== PROVIDED DATA ==

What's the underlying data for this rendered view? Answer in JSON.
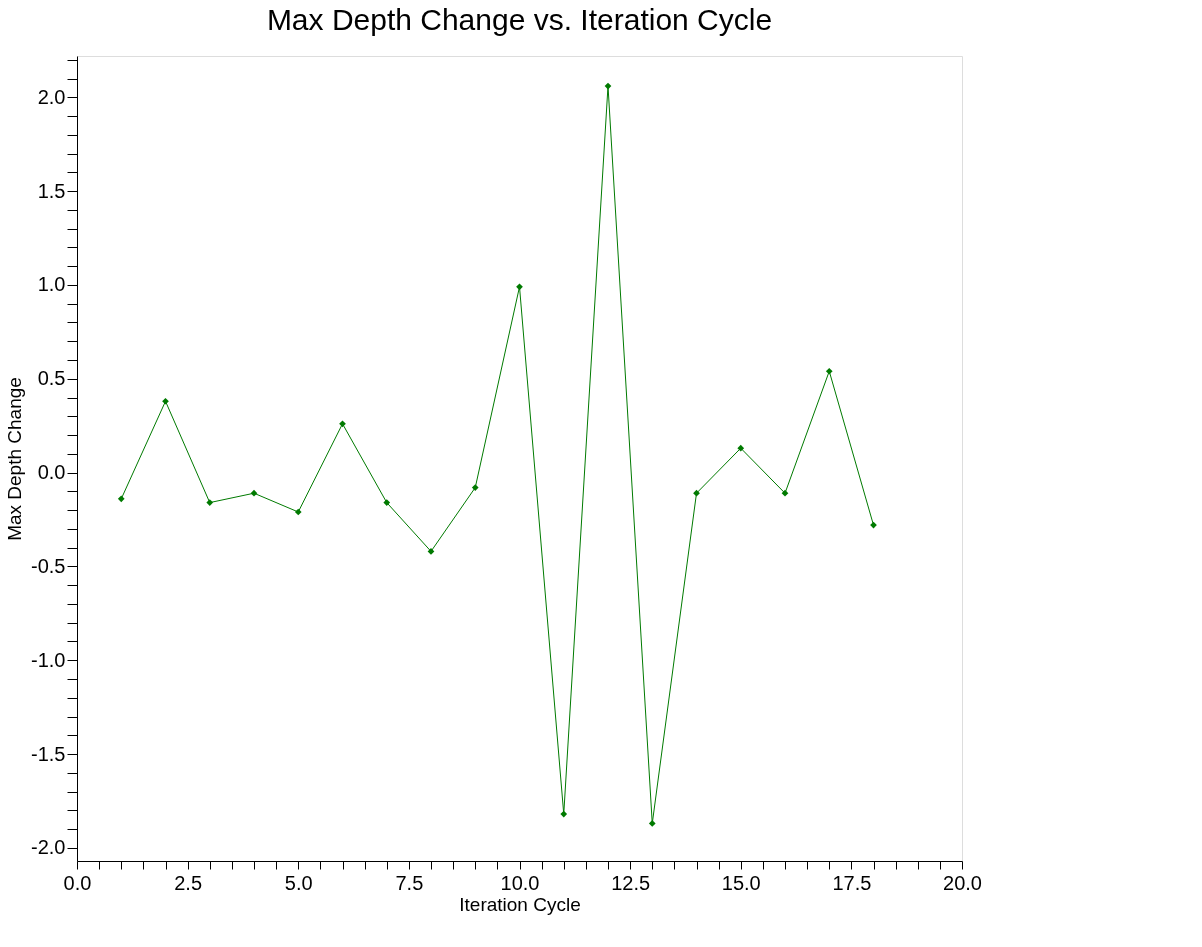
{
  "chart_data": {
    "type": "line",
    "title": "Max Depth Change vs. Iteration Cycle",
    "xlabel": "Iteration Cycle",
    "ylabel": "Max Depth Change",
    "x": [
      1,
      2,
      3,
      4,
      5,
      6,
      7,
      8,
      9,
      10,
      11,
      12,
      13,
      14,
      15,
      16,
      17,
      18
    ],
    "series": [
      {
        "color": "#007a00",
        "values": [
          -0.14,
          0.38,
          -0.16,
          -0.11,
          -0.21,
          0.26,
          -0.16,
          -0.42,
          -0.08,
          0.99,
          -1.82,
          2.06,
          -1.87,
          -0.11,
          0.13,
          -0.11,
          0.54,
          -0.28
        ]
      }
    ],
    "xlim": [
      0,
      20
    ],
    "ylim": [
      -2.07,
      2.22
    ],
    "xticks": [
      {
        "value": 0,
        "label": "0.0"
      },
      {
        "value": 0.5,
        "label": null
      },
      {
        "value": 1,
        "label": null
      },
      {
        "value": 1.5,
        "label": null
      },
      {
        "value": 2,
        "label": null
      },
      {
        "value": 2.5,
        "label": "2.5"
      },
      {
        "value": 3,
        "label": null
      },
      {
        "value": 3.5,
        "label": null
      },
      {
        "value": 4,
        "label": null
      },
      {
        "value": 4.5,
        "label": null
      },
      {
        "value": 5,
        "label": "5.0"
      },
      {
        "value": 5.5,
        "label": null
      },
      {
        "value": 6,
        "label": null
      },
      {
        "value": 6.5,
        "label": null
      },
      {
        "value": 7,
        "label": null
      },
      {
        "value": 7.5,
        "label": "7.5"
      },
      {
        "value": 8,
        "label": null
      },
      {
        "value": 8.5,
        "label": null
      },
      {
        "value": 9,
        "label": null
      },
      {
        "value": 9.5,
        "label": null
      },
      {
        "value": 10,
        "label": "10.0"
      },
      {
        "value": 10.5,
        "label": null
      },
      {
        "value": 11,
        "label": null
      },
      {
        "value": 11.5,
        "label": null
      },
      {
        "value": 12,
        "label": null
      },
      {
        "value": 12.5,
        "label": "12.5"
      },
      {
        "value": 13,
        "label": null
      },
      {
        "value": 13.5,
        "label": null
      },
      {
        "value": 14,
        "label": null
      },
      {
        "value": 14.5,
        "label": null
      },
      {
        "value": 15,
        "label": "15.0"
      },
      {
        "value": 15.5,
        "label": null
      },
      {
        "value": 16,
        "label": null
      },
      {
        "value": 16.5,
        "label": null
      },
      {
        "value": 17,
        "label": null
      },
      {
        "value": 17.5,
        "label": "17.5"
      },
      {
        "value": 18,
        "label": null
      },
      {
        "value": 18.5,
        "label": null
      },
      {
        "value": 19,
        "label": null
      },
      {
        "value": 19.5,
        "label": null
      },
      {
        "value": 20,
        "label": "20.0"
      }
    ],
    "yticks": [
      {
        "value": -2.0,
        "label": "-2.0"
      },
      {
        "value": -1.9,
        "label": null
      },
      {
        "value": -1.8,
        "label": null
      },
      {
        "value": -1.7,
        "label": null
      },
      {
        "value": -1.6,
        "label": null
      },
      {
        "value": -1.5,
        "label": "-1.5"
      },
      {
        "value": -1.4,
        "label": null
      },
      {
        "value": -1.3,
        "label": null
      },
      {
        "value": -1.2,
        "label": null
      },
      {
        "value": -1.1,
        "label": null
      },
      {
        "value": -1.0,
        "label": "-1.0"
      },
      {
        "value": -0.9,
        "label": null
      },
      {
        "value": -0.8,
        "label": null
      },
      {
        "value": -0.7,
        "label": null
      },
      {
        "value": -0.6,
        "label": null
      },
      {
        "value": -0.5,
        "label": "-0.5"
      },
      {
        "value": -0.4,
        "label": null
      },
      {
        "value": -0.3,
        "label": null
      },
      {
        "value": -0.2,
        "label": null
      },
      {
        "value": -0.1,
        "label": null
      },
      {
        "value": 0,
        "label": "0.0"
      },
      {
        "value": 0.1,
        "label": null
      },
      {
        "value": 0.2,
        "label": null
      },
      {
        "value": 0.3,
        "label": null
      },
      {
        "value": 0.4,
        "label": null
      },
      {
        "value": 0.5,
        "label": "0.5"
      },
      {
        "value": 0.6,
        "label": null
      },
      {
        "value": 0.7,
        "label": null
      },
      {
        "value": 0.8,
        "label": null
      },
      {
        "value": 0.9,
        "label": null
      },
      {
        "value": 1.0,
        "label": "1.0"
      },
      {
        "value": 1.1,
        "label": null
      },
      {
        "value": 1.2,
        "label": null
      },
      {
        "value": 1.3,
        "label": null
      },
      {
        "value": 1.4,
        "label": null
      },
      {
        "value": 1.5,
        "label": "1.5"
      },
      {
        "value": 1.6,
        "label": null
      },
      {
        "value": 1.7,
        "label": null
      },
      {
        "value": 1.8,
        "label": null
      },
      {
        "value": 1.9,
        "label": null
      },
      {
        "value": 2.0,
        "label": "2.0"
      },
      {
        "value": 2.1,
        "label": null
      },
      {
        "value": 2.2,
        "label": null
      }
    ],
    "grid": false,
    "marker": "diamond",
    "line_style": "solid"
  }
}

===

- **WHAT IS REQUIRED**:
Transcribe the full listing above exactly, with the images removed.

- **WRITTEN ANSWER**:
What's the underlying data for this rendered view? Answer in JSON.
{
  "chart_data": {
    "type": "line",
    "title": "Max Depth Change vs. Iteration Cycle",
    "xlabel": "Iteration Cycle",
    "ylabel": "Max Depth Change",
    "x": [
      1,
      2,
      3,
      4,
      5,
      6,
      7,
      8,
      9,
      10,
      11,
      12,
      13,
      14,
      15,
      16,
      17,
      18
    ],
    "series": [
      {
        "color": "#007a00",
        "values": [
          -0.14,
          0.38,
          -0.16,
          -0.11,
          -0.21,
          0.26,
          -0.16,
          -0.42,
          -0.08,
          0.99,
          -1.82,
          2.06,
          -1.87,
          -0.11,
          0.13,
          -0.11,
          0.54,
          -0.28
        ]
      }
    ],
    "xlim": [
      0,
      20
    ],
    "ylim": [
      -2.07,
      2.22
    ],
    "xticks": [
      {
        "value": 0,
        "label": "0.0"
      },
      {
        "value": 0.5,
        "label": null
      },
      {
        "value": 1,
        "label": null
      },
      {
        "value": 1.5,
        "label": null
      },
      {
        "value": 2,
        "label": null
      },
      {
        "value": 2.5,
        "label": "2.5"
      },
      {
        "value": 3,
        "label": null
      },
      {
        "value": 3.5,
        "label": null
      },
      {
        "value": 4,
        "label": null
      },
      {
        "value": 4.5,
        "label": null
      },
      {
        "value": 5,
        "label": "5.0"
      },
      {
        "value": 5.5,
        "label": null
      },
      {
        "value": 6,
        "label": null
      },
      {
        "value": 6.5,
        "label": null
      },
      {
        "value": 7,
        "label": null
      },
      {
        "value": 7.5,
        "label": "7.5"
      },
      {
        "value": 8,
        "label": null
      },
      {
        "value": 8.5,
        "label": null
      },
      {
        "value": 9,
        "label": null
      },
      {
        "value": 9.5,
        "label": null
      },
      {
        "value": 10,
        "label": "10.0"
      },
      {
        "value": 10.5,
        "label": null
      },
      {
        "value": 11,
        "label": null
      },
      {
        "value": 11.5,
        "label": null
      },
      {
        "value": 12,
        "label": null
      },
      {
        "value": 12.5,
        "label": "12.5"
      },
      {
        "value": 13,
        "label": null
      },
      {
        "value": 13.5,
        "label": null
      },
      {
        "value": 14,
        "label": null
      },
      {
        "value": 14.5,
        "label": null
      },
      {
        "value": 15,
        "label": "15.0"
      },
      {
        "value": 15.5,
        "label": null
      },
      {
        "value": 16,
        "label": null
      },
      {
        "value": 16.5,
        "label": null
      },
      {
        "value": 17,
        "label": null
      },
      {
        "value": 17.5,
        "label": "17.5"
      },
      {
        "value": 18,
        "label": null
      },
      {
        "value": 18.5,
        "label": null
      },
      {
        "value": 19,
        "label": null
      },
      {
        "value": 19.5,
        "label": null
      },
      {
        "value": 20,
        "label": "20.0"
      }
    ],
    "yticks": [
      {
        "value": -2.0,
        "label": "-2.0"
      },
      {
        "value": -1.9,
        "label": null
      },
      {
        "value": -1.8,
        "label": null
      },
      {
        "value": -1.7,
        "label": null
      },
      {
        "value": -1.6,
        "label": null
      },
      {
        "value": -1.5,
        "label": "-1.5"
      },
      {
        "value": -1.4,
        "label": null
      },
      {
        "value": -1.3,
        "label": null
      },
      {
        "value": -1.2,
        "label": null
      },
      {
        "value": -1.1,
        "label": null
      },
      {
        "value": -1.0,
        "label": "-1.0"
      },
      {
        "value": -0.9,
        "label": null
      },
      {
        "value": -0.8,
        "label": null
      },
      {
        "value": -0.7,
        "label": null
      },
      {
        "value": -0.6,
        "label": null
      },
      {
        "value": -0.5,
        "label": "-0.5"
      },
      {
        "value": -0.4,
        "label": null
      },
      {
        "value": -0.3,
        "label": null
      },
      {
        "value": -0.2,
        "label": null
      },
      {
        "value": -0.1,
        "label": null
      },
      {
        "value": 0,
        "label": "0.0"
      },
      {
        "value": 0.1,
        "label": null
      },
      {
        "value": 0.2,
        "label": null
      },
      {
        "value": 0.3,
        "label": null
      },
      {
        "value": 0.4,
        "label": null
      },
      {
        "value": 0.5,
        "label": "0.5"
      },
      {
        "value": 0.6,
        "label": null
      },
      {
        "value": 0.7,
        "label": null
      },
      {
        "value": 0.8,
        "label": null
      },
      {
        "value": 0.9,
        "label": null
      },
      {
        "value": 1.0,
        "label": "1.0"
      },
      {
        "value": 1.1,
        "label": null
      },
      {
        "value": 1.2,
        "label": null
      },
      {
        "value": 1.3,
        "label": null
      },
      {
        "value": 1.4,
        "label": null
      },
      {
        "value": 1.5,
        "label": "1.5"
      },
      {
        "value": 1.6,
        "label": null
      },
      {
        "value": 1.7,
        "label": null
      },
      {
        "value": 1.8,
        "label": null
      },
      {
        "value": 1.9,
        "label": null
      },
      {
        "value": 2.0,
        "label": "2.0"
      },
      {
        "value": 2.1,
        "label": null
      },
      {
        "value": 2.2,
        "label": null
      }
    ],
    "grid": false,
    "marker": "diamond",
    "line_style": "solid"
  }
}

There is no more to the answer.